[Recorded data]
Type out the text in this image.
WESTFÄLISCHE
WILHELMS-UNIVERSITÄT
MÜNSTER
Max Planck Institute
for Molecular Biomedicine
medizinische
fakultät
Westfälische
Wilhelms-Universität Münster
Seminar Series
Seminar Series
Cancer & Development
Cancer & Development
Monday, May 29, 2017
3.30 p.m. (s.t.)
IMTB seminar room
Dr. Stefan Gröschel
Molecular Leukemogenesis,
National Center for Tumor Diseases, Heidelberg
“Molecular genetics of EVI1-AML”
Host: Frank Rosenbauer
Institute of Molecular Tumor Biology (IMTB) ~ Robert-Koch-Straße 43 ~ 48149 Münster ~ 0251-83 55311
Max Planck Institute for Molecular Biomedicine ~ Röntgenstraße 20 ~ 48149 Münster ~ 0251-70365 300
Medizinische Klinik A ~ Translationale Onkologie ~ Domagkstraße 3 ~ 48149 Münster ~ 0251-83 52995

[Task to complete] Please quote every record above exactly as it appears.

[Solved problem]
Type out the text in this image.
WESTFÄLISCHE
WILHELMS-UNIVERSITÄT
MÜNSTER
Max Planck Institute
for Molecular Biomedicine
medizinische
fakultät
Westfälische
Wilhelms-Universität Münster
Seminar Series
Seminar Series
Cancer & Development
Cancer & Development
Monday, May 29, 2017
3.30 p.m. (s.t.)
IMTB seminar room
Dr. Stefan Gröschel
Molecular Leukemogenesis,
National Center for Tumor Diseases, Heidelberg
“Molecular genetics of EVI1-AML”
Host: Frank Rosenbauer
Institute of Molecular Tumor Biology (IMTB) ~ Robert-Koch-Straße 43 ~ 48149 Münster ~ 0251-83 55311
Max Planck Institute for Molecular Biomedicine ~ Röntgenstraße 20 ~ 48149 Münster ~ 0251-70365 300
Medizinische Klinik A ~ Translationale Onkologie ~ Domagkstraße 3 ~ 48149 Münster ~ 0251-83 52995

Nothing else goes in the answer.